— What the task asks —
Beginning at the line that contains "Output the text content of this document.", transcribe the remaining lines of the listing exactly; include the final line and omit everything before.
═════ Data entries
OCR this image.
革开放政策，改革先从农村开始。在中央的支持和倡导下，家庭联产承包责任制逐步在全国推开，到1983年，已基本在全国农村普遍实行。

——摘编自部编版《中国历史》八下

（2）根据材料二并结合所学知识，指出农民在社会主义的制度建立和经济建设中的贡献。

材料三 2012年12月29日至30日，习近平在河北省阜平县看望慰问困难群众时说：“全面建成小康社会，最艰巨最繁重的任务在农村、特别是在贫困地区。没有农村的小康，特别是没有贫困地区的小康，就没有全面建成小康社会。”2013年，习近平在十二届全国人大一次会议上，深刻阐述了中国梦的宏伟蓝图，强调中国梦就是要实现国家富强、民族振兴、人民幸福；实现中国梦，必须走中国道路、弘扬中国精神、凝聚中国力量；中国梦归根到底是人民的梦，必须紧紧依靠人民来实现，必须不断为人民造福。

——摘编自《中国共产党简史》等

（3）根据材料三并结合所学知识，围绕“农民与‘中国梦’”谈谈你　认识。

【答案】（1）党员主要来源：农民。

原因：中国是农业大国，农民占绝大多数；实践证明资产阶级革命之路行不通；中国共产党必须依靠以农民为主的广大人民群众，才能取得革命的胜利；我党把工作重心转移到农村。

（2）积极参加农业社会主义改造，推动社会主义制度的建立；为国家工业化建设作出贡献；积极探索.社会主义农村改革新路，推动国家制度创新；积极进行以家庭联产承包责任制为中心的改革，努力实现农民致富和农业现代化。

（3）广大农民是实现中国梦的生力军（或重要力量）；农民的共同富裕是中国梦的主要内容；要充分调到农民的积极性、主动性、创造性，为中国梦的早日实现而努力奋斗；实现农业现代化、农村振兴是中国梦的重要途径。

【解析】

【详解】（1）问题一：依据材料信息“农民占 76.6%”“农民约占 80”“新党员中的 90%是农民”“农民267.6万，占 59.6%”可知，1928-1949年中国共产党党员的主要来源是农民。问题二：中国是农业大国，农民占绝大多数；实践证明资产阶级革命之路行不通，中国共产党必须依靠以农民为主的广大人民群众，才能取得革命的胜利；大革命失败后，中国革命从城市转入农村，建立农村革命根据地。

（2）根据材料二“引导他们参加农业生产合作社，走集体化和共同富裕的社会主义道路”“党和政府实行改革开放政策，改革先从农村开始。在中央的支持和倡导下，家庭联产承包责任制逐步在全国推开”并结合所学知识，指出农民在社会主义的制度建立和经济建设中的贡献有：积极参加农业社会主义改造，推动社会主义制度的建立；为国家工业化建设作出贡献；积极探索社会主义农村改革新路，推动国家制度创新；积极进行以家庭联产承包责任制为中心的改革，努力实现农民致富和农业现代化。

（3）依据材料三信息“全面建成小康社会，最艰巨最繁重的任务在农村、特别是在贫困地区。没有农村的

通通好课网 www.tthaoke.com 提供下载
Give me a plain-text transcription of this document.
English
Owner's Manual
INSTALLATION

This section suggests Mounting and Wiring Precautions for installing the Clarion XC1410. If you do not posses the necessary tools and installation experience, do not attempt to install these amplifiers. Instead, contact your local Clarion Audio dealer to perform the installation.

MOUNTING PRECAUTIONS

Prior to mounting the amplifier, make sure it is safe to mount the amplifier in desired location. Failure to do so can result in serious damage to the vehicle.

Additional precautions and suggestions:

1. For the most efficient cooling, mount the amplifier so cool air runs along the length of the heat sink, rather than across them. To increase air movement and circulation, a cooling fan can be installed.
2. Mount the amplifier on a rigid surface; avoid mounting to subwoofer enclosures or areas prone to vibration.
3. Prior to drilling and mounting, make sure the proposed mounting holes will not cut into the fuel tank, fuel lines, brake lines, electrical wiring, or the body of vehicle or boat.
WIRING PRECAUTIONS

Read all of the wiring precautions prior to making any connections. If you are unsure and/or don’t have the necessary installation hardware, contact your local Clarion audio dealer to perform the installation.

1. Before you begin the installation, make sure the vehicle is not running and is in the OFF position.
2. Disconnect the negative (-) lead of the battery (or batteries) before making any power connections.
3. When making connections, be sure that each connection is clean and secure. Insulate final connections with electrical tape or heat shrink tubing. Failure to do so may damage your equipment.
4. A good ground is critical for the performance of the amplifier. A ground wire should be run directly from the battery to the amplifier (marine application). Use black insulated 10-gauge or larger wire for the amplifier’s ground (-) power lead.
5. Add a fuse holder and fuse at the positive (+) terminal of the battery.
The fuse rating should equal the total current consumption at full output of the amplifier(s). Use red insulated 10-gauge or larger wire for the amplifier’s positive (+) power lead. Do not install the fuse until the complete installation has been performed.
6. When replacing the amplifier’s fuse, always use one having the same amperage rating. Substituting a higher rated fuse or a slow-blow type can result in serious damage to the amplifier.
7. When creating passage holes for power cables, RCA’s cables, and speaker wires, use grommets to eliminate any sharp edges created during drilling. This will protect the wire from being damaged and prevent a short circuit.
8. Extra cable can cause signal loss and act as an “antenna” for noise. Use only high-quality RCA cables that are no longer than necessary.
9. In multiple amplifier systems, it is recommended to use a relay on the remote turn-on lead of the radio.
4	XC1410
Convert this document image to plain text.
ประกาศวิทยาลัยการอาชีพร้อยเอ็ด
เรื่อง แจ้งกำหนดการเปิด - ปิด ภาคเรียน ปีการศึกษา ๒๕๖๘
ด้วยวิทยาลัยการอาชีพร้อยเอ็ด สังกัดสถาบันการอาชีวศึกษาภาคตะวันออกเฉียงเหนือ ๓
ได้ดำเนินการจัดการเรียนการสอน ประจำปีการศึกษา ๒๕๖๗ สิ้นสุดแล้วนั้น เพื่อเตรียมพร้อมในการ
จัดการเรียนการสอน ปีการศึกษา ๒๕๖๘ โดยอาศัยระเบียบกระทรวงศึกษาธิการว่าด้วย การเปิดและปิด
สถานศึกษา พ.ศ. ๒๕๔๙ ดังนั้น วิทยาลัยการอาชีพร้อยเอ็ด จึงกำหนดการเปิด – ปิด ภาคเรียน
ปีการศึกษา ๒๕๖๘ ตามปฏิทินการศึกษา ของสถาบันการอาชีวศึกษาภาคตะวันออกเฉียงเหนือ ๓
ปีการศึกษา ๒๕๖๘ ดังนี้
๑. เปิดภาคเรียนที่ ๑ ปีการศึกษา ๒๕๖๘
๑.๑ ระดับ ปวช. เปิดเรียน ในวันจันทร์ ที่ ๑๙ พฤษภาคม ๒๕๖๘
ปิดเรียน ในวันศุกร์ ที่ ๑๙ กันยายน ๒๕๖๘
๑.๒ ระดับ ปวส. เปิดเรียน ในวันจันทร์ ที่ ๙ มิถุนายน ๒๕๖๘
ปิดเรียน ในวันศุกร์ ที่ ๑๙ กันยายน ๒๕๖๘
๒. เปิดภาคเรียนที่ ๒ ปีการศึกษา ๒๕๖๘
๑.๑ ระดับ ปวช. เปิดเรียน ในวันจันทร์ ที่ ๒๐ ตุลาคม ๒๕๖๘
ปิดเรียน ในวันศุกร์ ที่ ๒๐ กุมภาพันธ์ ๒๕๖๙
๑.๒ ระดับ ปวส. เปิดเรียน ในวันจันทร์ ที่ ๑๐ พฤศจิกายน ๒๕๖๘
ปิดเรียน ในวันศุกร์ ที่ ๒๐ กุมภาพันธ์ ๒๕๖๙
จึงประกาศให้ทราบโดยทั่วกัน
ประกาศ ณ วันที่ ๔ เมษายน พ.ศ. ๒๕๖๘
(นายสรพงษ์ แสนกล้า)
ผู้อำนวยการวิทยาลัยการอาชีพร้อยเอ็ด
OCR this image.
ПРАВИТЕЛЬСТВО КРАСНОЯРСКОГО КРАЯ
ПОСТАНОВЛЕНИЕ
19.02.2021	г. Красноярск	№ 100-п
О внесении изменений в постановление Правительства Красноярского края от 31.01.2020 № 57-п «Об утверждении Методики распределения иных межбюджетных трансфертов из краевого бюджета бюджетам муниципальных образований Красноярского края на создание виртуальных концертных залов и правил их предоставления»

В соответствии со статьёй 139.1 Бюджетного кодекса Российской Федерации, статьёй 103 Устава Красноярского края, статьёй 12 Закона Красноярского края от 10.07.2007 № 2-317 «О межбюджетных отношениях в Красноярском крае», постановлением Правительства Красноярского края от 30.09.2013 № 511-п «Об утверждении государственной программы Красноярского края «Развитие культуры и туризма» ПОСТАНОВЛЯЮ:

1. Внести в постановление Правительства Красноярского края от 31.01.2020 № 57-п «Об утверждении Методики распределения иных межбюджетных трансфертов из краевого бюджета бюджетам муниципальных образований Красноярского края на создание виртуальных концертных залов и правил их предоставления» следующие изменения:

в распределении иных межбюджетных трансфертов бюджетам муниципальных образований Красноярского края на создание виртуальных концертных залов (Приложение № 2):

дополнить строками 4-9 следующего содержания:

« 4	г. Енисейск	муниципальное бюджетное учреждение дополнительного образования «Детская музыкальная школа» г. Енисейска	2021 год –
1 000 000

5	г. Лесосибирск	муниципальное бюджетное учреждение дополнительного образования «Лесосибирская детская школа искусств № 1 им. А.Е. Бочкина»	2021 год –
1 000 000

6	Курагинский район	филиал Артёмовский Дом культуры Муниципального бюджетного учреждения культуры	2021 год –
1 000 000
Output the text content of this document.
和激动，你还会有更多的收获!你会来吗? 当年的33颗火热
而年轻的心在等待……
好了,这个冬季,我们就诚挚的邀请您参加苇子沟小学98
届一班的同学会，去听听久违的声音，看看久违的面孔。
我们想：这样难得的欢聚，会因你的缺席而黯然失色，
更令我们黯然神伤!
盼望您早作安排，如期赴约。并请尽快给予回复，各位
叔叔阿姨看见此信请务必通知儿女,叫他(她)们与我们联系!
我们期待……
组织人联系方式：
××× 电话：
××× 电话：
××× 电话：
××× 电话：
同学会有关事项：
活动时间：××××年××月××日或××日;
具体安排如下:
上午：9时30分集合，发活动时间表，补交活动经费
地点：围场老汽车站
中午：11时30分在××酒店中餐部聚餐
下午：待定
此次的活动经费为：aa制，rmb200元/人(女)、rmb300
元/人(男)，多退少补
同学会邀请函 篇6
══════════
— Solution to this problem —
Output the text content of this document.
和激动，你还会有更多的收获!你会来吗? 当年的33颗火热
而年轻的心在等待……
好了,这个冬季,我们就诚挚的邀请您参加苇子沟小学98
届一班的同学会，去听听久违的声音，看看久违的面孔。
我们想：这样难得的欢聚，会因你的缺席而黯然失色，
更令我们黯然神伤!
盼望您早作安排，如期赴约。并请尽快给予回复，各位
叔叔阿姨看见此信请务必通知儿女,叫他(她)们与我们联系!
我们期待……
组织人联系方式：
××× 电话：
××× 电话：
××× 电话：
××× 电话：
同学会有关事项：
活动时间：××××年××月××日或××日;
具体安排如下:
上午：9时30分集合，发活动时间表，补交活动经费
地点：围场老汽车站
中午：11时30分在××酒店中餐部聚餐
下午：待定
此次的活动经费为：aa制，rmb200元/人(女)、rmb300
元/人(男)，多退少补
同学会邀请函 篇6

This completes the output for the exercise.